Goal:
Copy every line below word for word.

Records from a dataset
BEGIN

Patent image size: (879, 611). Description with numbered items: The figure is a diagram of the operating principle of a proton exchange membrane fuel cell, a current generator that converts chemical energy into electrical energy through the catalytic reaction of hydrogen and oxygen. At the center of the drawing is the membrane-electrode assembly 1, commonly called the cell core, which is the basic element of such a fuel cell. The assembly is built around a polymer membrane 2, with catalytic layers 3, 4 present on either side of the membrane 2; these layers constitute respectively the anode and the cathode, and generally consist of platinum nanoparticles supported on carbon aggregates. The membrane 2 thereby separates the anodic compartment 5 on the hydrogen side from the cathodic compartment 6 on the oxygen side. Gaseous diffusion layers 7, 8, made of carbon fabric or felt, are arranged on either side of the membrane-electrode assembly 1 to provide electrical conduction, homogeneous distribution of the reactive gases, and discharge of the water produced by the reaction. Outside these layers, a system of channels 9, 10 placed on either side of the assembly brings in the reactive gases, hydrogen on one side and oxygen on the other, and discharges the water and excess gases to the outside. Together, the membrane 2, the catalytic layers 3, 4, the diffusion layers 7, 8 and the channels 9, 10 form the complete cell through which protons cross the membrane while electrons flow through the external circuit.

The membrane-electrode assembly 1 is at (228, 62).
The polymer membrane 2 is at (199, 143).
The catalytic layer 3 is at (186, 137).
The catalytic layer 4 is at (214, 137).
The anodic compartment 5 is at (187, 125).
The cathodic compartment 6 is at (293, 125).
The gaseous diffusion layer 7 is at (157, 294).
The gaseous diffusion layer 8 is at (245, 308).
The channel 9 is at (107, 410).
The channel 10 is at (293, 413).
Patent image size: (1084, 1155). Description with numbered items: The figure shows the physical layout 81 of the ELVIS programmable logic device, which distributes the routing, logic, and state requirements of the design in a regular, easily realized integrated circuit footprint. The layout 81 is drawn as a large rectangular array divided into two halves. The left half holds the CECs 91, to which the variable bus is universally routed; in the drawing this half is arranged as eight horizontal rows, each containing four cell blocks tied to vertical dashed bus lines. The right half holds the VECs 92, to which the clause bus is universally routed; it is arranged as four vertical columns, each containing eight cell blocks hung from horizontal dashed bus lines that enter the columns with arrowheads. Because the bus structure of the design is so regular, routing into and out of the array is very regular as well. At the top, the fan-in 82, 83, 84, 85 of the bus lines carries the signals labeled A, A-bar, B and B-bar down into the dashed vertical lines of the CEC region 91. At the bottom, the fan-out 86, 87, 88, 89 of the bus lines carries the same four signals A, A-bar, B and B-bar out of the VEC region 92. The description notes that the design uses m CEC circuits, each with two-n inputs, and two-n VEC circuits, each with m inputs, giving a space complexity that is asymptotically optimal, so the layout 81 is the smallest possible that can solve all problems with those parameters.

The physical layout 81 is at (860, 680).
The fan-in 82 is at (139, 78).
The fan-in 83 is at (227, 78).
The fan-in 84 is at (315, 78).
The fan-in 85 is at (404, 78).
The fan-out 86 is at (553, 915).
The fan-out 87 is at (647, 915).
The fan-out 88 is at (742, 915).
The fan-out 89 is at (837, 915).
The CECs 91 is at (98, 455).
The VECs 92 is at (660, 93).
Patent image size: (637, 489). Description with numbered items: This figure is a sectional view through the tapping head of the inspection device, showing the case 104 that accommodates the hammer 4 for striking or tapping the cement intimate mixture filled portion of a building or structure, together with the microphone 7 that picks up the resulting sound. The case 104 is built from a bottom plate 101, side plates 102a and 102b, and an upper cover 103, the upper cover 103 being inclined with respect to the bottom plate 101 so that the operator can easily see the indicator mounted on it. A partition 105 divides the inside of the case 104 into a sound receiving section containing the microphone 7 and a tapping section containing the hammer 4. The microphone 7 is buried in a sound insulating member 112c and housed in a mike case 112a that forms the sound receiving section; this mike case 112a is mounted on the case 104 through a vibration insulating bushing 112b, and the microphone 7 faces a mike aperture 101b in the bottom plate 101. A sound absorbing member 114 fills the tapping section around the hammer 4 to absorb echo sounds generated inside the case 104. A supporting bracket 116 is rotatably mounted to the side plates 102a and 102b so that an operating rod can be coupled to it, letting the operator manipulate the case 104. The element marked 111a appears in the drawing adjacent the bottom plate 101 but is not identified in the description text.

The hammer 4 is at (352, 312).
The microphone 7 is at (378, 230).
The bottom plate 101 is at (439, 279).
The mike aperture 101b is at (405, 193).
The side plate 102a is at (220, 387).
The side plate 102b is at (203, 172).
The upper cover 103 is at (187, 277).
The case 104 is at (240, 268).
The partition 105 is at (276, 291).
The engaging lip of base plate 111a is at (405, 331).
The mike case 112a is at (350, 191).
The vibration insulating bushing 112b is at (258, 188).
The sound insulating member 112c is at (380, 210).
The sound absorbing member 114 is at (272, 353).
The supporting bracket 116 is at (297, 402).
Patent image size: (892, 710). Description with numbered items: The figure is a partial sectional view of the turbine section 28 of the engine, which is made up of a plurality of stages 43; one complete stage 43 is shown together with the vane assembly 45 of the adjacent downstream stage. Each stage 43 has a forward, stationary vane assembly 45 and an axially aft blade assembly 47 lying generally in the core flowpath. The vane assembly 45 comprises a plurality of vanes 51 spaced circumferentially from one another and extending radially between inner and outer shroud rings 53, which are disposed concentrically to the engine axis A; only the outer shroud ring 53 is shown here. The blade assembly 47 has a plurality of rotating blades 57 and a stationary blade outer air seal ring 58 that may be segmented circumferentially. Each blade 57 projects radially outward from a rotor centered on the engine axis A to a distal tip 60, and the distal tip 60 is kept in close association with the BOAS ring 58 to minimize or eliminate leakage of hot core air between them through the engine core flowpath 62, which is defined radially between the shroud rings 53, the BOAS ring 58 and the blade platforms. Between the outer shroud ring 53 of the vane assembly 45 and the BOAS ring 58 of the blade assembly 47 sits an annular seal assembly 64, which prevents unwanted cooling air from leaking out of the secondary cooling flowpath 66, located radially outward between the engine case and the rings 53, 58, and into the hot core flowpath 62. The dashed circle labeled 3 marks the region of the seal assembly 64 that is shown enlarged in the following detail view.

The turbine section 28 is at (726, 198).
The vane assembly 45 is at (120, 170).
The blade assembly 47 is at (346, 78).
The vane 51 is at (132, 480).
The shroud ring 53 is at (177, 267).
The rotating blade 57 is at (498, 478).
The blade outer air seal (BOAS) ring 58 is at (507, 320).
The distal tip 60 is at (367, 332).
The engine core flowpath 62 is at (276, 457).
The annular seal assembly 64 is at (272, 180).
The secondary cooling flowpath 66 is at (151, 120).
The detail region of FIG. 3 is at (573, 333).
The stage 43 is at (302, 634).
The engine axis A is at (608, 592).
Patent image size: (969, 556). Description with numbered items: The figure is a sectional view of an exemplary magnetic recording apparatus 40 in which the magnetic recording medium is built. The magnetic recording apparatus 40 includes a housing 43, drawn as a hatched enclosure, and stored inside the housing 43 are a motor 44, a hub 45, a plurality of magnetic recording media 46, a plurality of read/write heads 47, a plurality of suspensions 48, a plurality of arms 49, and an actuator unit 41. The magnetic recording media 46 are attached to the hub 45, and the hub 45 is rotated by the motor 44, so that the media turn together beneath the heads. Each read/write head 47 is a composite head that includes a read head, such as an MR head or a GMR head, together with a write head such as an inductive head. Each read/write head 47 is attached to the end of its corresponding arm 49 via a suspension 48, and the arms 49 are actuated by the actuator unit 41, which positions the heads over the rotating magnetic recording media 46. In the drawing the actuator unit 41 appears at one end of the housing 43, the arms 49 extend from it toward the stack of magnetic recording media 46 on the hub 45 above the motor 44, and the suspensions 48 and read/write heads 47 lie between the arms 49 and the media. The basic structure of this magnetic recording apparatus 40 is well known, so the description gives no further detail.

END

The response:
Patent image size: (879, 611). Description with numbered items: The figure is a diagram of the operating principle of a proton exchange membrane fuel cell, a current generator that converts chemical energy into electrical energy through the catalytic reaction of hydrogen and oxygen. At the center of the drawing is the membrane-electrode assembly 1, commonly called the cell core, which is the basic element of such a fuel cell. The assembly is built around a polymer membrane 2, with catalytic layers 3, 4 present on either side of the membrane 2; these layers constitute respectively the anode and the cathode, and generally consist of platinum nanoparticles supported on carbon aggregates. The membrane 2 thereby separates the anodic compartment 5 on the hydrogen side from the cathodic compartment 6 on the oxygen side. Gaseous diffusion layers 7, 8, made of carbon fabric or felt, are arranged on either side of the membrane-electrode assembly 1 to provide electrical conduction, homogeneous distribution of the reactive gases, and discharge of the water produced by the reaction. Outside these layers, a system of channels 9, 10 placed on either side of the assembly brings in the reactive gases, hydrogen on one side and oxygen on the other, and discharges the water and excess gases to the outside. Together, the membrane 2, the catalytic layers 3, 4, the diffusion layers 7, 8 and the channels 9, 10 form the complete cell through which protons cross the membrane while electrons flow through the external circuit.

The membrane-electrode assembly 1 is at (228, 62).
The polymer membrane 2 is at (199, 143).
The catalytic layer 3 is at (186, 137).
The catalytic layer 4 is at (214, 137).
The anodic compartment 5 is at (187, 125).
The cathodic compartment 6 is at (293, 125).
The gaseous diffusion layer 7 is at (157, 294).
The gaseous diffusion layer 8 is at (245, 308).
The channel 9 is at (107, 410).
The channel 10 is at (293, 413).
Patent image size: (1084, 1155). Description with numbered items: The figure shows the physical layout 81 of the ELVIS programmable logic device, which distributes the routing, logic, and state requirements of the design in a regular, easily realized integrated circuit footprint. The layout 81 is drawn as a large rectangular array divided into two halves. The left half holds the CECs 91, to which the variable bus is universally routed; in the drawing this half is arranged as eight horizontal rows, each containing four cell blocks tied to vertical dashed bus lines. The right half holds the VECs 92, to which the clause bus is universally routed; it is arranged as four vertical columns, each containing eight cell blocks hung from horizontal dashed bus lines that enter the columns with arrowheads. Because the bus structure of the design is so regular, routing into and out of the array is very regular as well. At the top, the fan-in 82, 83, 84, 85 of the bus lines carries the signals labeled A, A-bar, B and B-bar down into the dashed vertical lines of the CEC region 91. At the bottom, the fan-out 86, 87, 88, 89 of the bus lines carries the same four signals A, A-bar, B and B-bar out of the VEC region 92. The description notes that the design uses m CEC circuits, each with two-n inputs, and two-n VEC circuits, each with m inputs, giving a space complexity that is asymptotically optimal, so the layout 81 is the smallest possible that can solve all problems with those parameters.

The physical layout 81 is at (860, 680).
The fan-in 82 is at (139, 78).
The fan-in 83 is at (227, 78).
The fan-in 84 is at (315, 78).
The fan-in 85 is at (404, 78).
The fan-out 86 is at (553, 915).
The fan-out 87 is at (647, 915).
The fan-out 88 is at (742, 915).
The fan-out 89 is at (837, 915).
The CECs 91 is at (98, 455).
The VECs 92 is at (660, 93).
Patent image size: (637, 489). Description with numbered items: This figure is a sectional view through the tapping head of the inspection device, showing the case 104 that accommodates the hammer 4 for striking or tapping the cement intimate mixture filled portion of a building or structure, together with the microphone 7 that picks up the resulting sound. The case 104 is built from a bottom plate 101, side plates 102a and 102b, and an upper cover 103, the upper cover 103 being inclined with respect to the bottom plate 101 so that the operator can easily see the indicator mounted on it. A partition 105 divides the inside of the case 104 into a sound receiving section containing the microphone 7 and a tapping section containing the hammer 4. The microphone 7 is buried in a sound insulating member 112c and housed in a mike case 112a that forms the sound receiving section; this mike case 112a is mounted on the case 104 through a vibration insulating bushing 112b, and the microphone 7 faces a mike aperture 101b in the bottom plate 101. A sound absorbing member 114 fills the tapping section around the hammer 4 to absorb echo sounds generated inside the case 104. A supporting bracket 116 is rotatably mounted to the side plates 102a and 102b so that an operating rod can be coupled to it, letting the operator manipulate the case 104. The element marked 111a appears in the drawing adjacent the bottom plate 101 but is not identified in the description text.

The hammer 4 is at (352, 312).
The microphone 7 is at (378, 230).
The bottom plate 101 is at (439, 279).
The mike aperture 101b is at (405, 193).
The side plate 102a is at (220, 387).
The side plate 102b is at (203, 172).
The upper cover 103 is at (187, 277).
The case 104 is at (240, 268).
The partition 105 is at (276, 291).
The engaging lip of base plate 111a is at (405, 331).
The mike case 112a is at (350, 191).
The vibration insulating bushing 112b is at (258, 188).
The sound insulating member 112c is at (380, 210).
The sound absorbing member 114 is at (272, 353).
The supporting bracket 116 is at (297, 402).
Patent image size: (892, 710). Description with numbered items: The figure is a partial sectional view of the turbine section 28 of the engine, which is made up of a plurality of stages 43; one complete stage 43 is shown together with the vane assembly 45 of the adjacent downstream stage. Each stage 43 has a forward, stationary vane assembly 45 and an axially aft blade assembly 47 lying generally in the core flowpath. The vane assembly 45 comprises a plurality of vanes 51 spaced circumferentially from one another and extending radially between inner and outer shroud rings 53, which are disposed concentrically to the engine axis A; only the outer shroud ring 53 is shown here. The blade assembly 47 has a plurality of rotating blades 57 and a stationary blade outer air seal ring 58 that may be segmented circumferentially. Each blade 57 projects radially outward from a rotor centered on the engine axis A to a distal tip 60, and the distal tip 60 is kept in close association with the BOAS ring 58 to minimize or eliminate leakage of hot core air between them through the engine core flowpath 62, which is defined radially between the shroud rings 53, the BOAS ring 58 and the blade platforms. Between the outer shroud ring 53 of the vane assembly 45 and the BOAS ring 58 of the blade assembly 47 sits an annular seal assembly 64, which prevents unwanted cooling air from leaking out of the secondary cooling flowpath 66, located radially outward between the engine case and the rings 53, 58, and into the hot core flowpath 62. The dashed circle labeled 3 marks the region of the seal assembly 64 that is shown enlarged in the following detail view.

The turbine section 28 is at (726, 198).
The vane assembly 45 is at (120, 170).
The blade assembly 47 is at (346, 78).
The vane 51 is at (132, 480).
The shroud ring 53 is at (177, 267).
The rotating blade 57 is at (498, 478).
The blade outer air seal (BOAS) ring 58 is at (507, 320).
The distal tip 60 is at (367, 332).
The engine core flowpath 62 is at (276, 457).
The annular seal assembly 64 is at (272, 180).
The secondary cooling flowpath 66 is at (151, 120).
The detail region of FIG. 3 is at (573, 333).
The stage 43 is at (302, 634).
The engine axis A is at (608, 592).
Patent image size: (969, 556). Description with numbered items: The figure is a sectional view of an exemplary magnetic recording apparatus 40 in which the magnetic recording medium is built. The magnetic recording apparatus 40 includes a housing 43, drawn as a hatched enclosure, and stored inside the housing 43 are a motor 44, a hub 45, a plurality of magnetic recording media 46, a plurality of read/write heads 47, a plurality of suspensions 48, a plurality of arms 49, and an actuator unit 41. The magnetic recording media 46 are attached to the hub 45, and the hub 45 is rotated by the motor 44, so that the media turn together beneath the heads. Each read/write head 47 is a composite head that includes a read head, such as an MR head or a GMR head, together with a write head such as an inductive head. Each read/write head 47 is attached to the end of its corresponding arm 49 via a suspension 48, and the arms 49 are actuated by the actuator unit 41, which positions the heads over the rotating magnetic recording media 46. In the drawing the actuator unit 41 appears at one end of the housing 43, the arms 49 extend from it toward the stack of magnetic recording media 46 on the hub 45 above the motor 44, and the suspensions 48 and read/write heads 47 lie between the arms 49 and the media. The basic structure of this magnetic recording apparatus 40 is well known, so the description gives no further detail.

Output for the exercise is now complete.